**Records for the task**
____________________
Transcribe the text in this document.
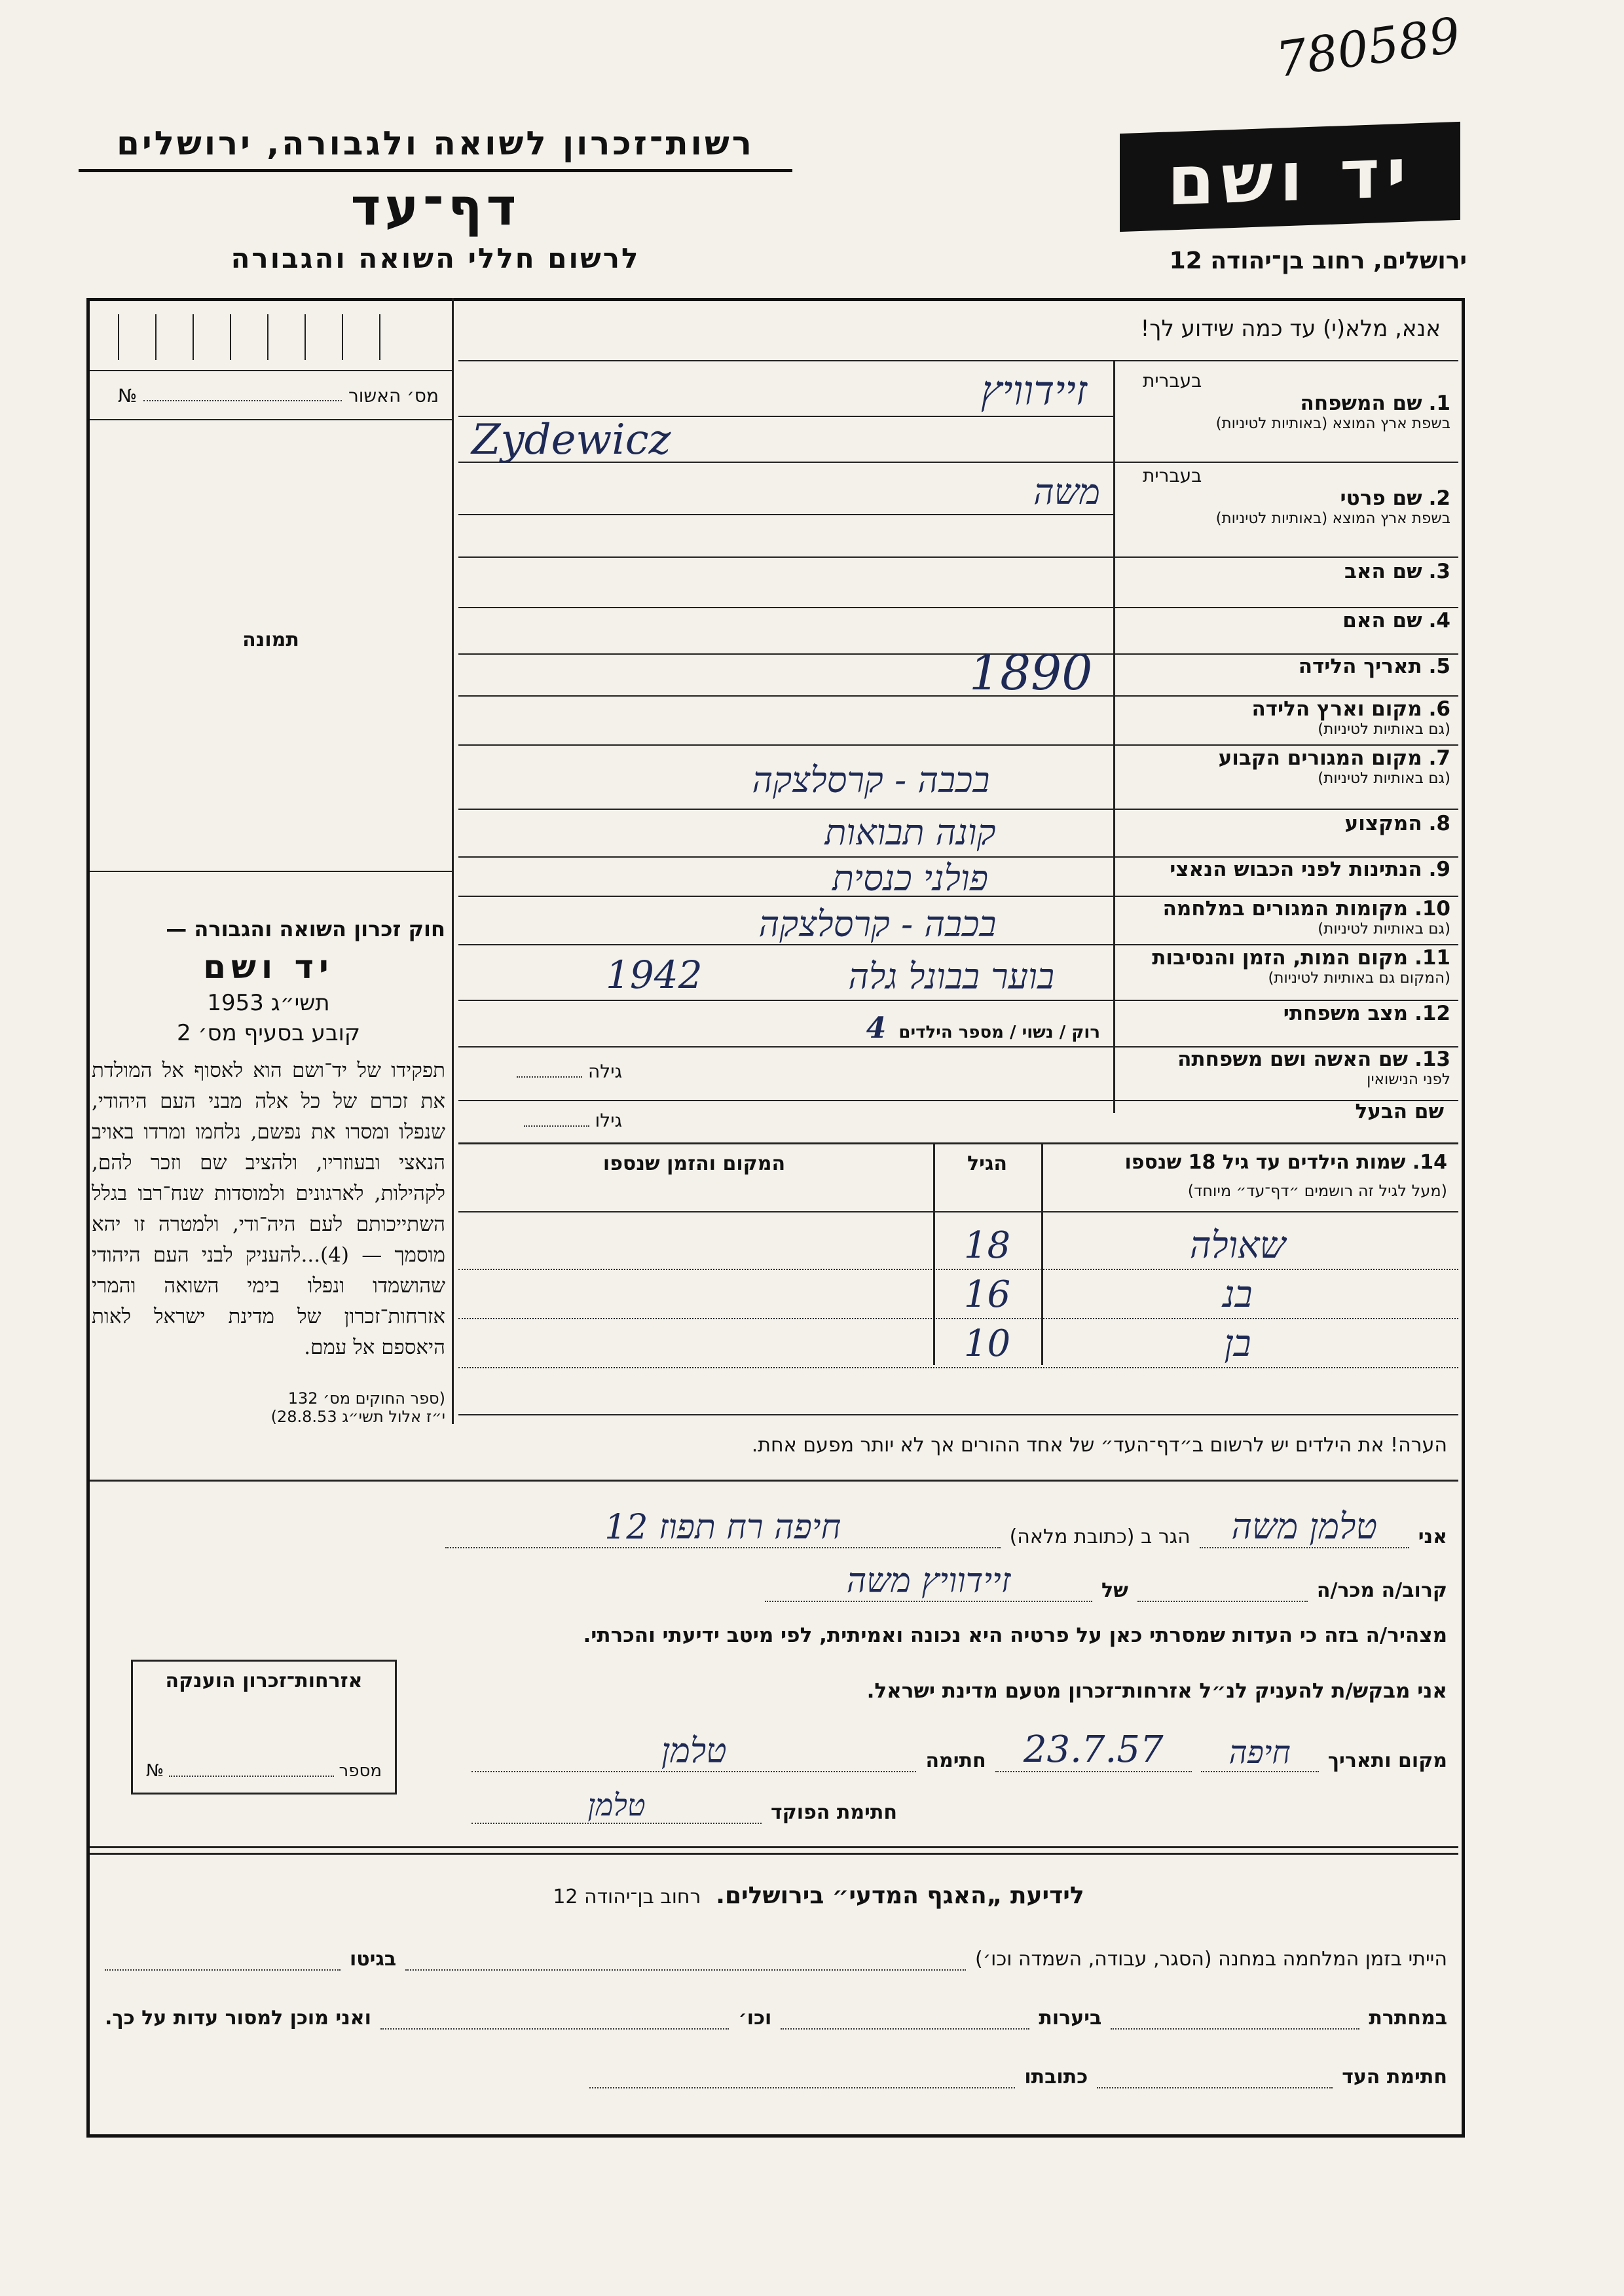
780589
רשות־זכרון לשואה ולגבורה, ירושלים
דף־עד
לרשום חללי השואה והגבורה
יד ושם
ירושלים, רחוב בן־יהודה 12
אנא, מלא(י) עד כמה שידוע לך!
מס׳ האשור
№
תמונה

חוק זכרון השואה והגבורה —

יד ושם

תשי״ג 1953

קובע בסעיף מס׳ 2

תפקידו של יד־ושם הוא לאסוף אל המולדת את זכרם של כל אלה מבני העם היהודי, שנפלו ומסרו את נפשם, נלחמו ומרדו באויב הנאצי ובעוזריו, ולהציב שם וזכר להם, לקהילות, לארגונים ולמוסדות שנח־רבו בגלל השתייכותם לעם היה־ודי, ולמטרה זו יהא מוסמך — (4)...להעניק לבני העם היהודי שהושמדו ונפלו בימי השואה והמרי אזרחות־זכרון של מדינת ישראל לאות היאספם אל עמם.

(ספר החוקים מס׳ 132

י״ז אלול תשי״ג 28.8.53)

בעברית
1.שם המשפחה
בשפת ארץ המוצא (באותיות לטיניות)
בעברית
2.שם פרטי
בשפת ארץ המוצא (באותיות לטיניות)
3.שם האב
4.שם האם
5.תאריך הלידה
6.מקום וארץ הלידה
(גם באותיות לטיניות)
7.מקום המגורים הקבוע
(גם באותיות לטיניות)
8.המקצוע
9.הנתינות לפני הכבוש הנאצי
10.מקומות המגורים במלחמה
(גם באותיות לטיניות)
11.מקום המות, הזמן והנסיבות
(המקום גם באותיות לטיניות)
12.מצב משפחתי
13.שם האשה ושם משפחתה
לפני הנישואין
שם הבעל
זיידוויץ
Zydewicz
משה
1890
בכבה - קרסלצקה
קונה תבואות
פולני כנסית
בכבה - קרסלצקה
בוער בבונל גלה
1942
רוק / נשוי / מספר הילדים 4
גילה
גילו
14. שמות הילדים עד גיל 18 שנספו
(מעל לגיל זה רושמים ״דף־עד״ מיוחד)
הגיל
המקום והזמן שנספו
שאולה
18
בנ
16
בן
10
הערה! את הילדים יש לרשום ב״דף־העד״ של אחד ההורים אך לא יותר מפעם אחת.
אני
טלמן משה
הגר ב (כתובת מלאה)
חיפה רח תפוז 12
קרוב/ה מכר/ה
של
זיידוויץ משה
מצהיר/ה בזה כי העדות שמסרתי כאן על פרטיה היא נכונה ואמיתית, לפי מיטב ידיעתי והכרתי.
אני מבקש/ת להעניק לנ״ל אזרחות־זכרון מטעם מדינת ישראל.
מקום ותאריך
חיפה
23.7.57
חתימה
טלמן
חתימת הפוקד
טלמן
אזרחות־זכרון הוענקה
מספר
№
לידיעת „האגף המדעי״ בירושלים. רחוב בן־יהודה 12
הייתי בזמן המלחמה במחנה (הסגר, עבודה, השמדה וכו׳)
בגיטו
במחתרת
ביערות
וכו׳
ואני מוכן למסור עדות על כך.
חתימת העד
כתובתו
____________________
Print every entry exactly as written, without the pictures.

Transcribe the text in this document.
780589
רשות־זכרון לשואה ולגבורה, ירושלים
דף־עד
לרשום חללי השואה והגבורה
יד ושם
ירושלים, רחוב בן־יהודה 12
אנא, מלא(י) עד כמה שידוע לך!
מס׳ האשור
№
תמונה

חוק זכרון השואה והגבורה —

יד ושם

תשי״ג 1953

קובע בסעיף מס׳ 2

תפקידו של יד־ושם הוא לאסוף אל המולדת את זכרם של כל אלה מבני העם היהודי, שנפלו ומסרו את נפשם, נלחמו ומרדו באויב הנאצי ובעוזריו, ולהציב שם וזכר להם, לקהילות, לארגונים ולמוסדות שנח־רבו בגלל השתייכותם לעם היה־ודי, ולמטרה זו יהא מוסמך — (4)...להעניק לבני העם היהודי שהושמדו ונפלו בימי השואה והמרי אזרחות־זכרון של מדינת ישראל לאות היאספם אל עמם.

(ספר החוקים מס׳ 132

י״ז אלול תשי״ג 28.8.53)

בעברית
1.שם המשפחה
בשפת ארץ המוצא (באותיות לטיניות)
בעברית
2.שם פרטי
בשפת ארץ המוצא (באותיות לטיניות)
3.שם האב
4.שם האם
5.תאריך הלידה
6.מקום וארץ הלידה
(גם באותיות לטיניות)
7.מקום המגורים הקבוע
(גם באותיות לטיניות)
8.המקצוע
9.הנתינות לפני הכבוש הנאצי
10.מקומות המגורים במלחמה
(גם באותיות לטיניות)
11.מקום המות, הזמן והנסיבות
(המקום גם באותיות לטיניות)
12.מצב משפחתי
13.שם האשה ושם משפחתה
לפני הנישואין
שם הבעל
זיידוויץ
Zydewicz
משה
1890
בכבה - קרסלצקה
קונה תבואות
פולני כנסית
בכבה - קרסלצקה
בוער בבונל גלה
1942
רוק / נשוי / מספר הילדים 4
גילה
גילו
14. שמות הילדים עד גיל 18 שנספו
(מעל לגיל זה רושמים ״דף־עד״ מיוחד)
הגיל
המקום והזמן שנספו
שאולה
18
בנ
16
בן
10
הערה! את הילדים יש לרשום ב״דף־העד״ של אחד ההורים אך לא יותר מפעם אחת.
אני
טלמן משה
הגר ב (כתובת מלאה)
חיפה רח תפוז 12
קרוב/ה מכר/ה
של
זיידוויץ משה
מצהיר/ה בזה כי העדות שמסרתי כאן על פרטיה היא נכונה ואמיתית, לפי מיטב ידיעתי והכרתי.
אני מבקש/ת להעניק לנ״ל אזרחות־זכרון מטעם מדינת ישראל.
מקום ותאריך
חיפה
23.7.57
חתימה
טלמן
חתימת הפוקד
טלמן
אזרחות־זכרון הוענקה
מספר
№
לידיעת „האגף המדעי״ בירושלים. רחוב בן־יהודה 12
הייתי בזמן המלחמה במחנה (הסגר, עבודה, השמדה וכו׳)
בגיטו
במחתרת
ביערות
וכו׳
ואני מוכן למסור עדות על כך.
חתימת העד
כתובתו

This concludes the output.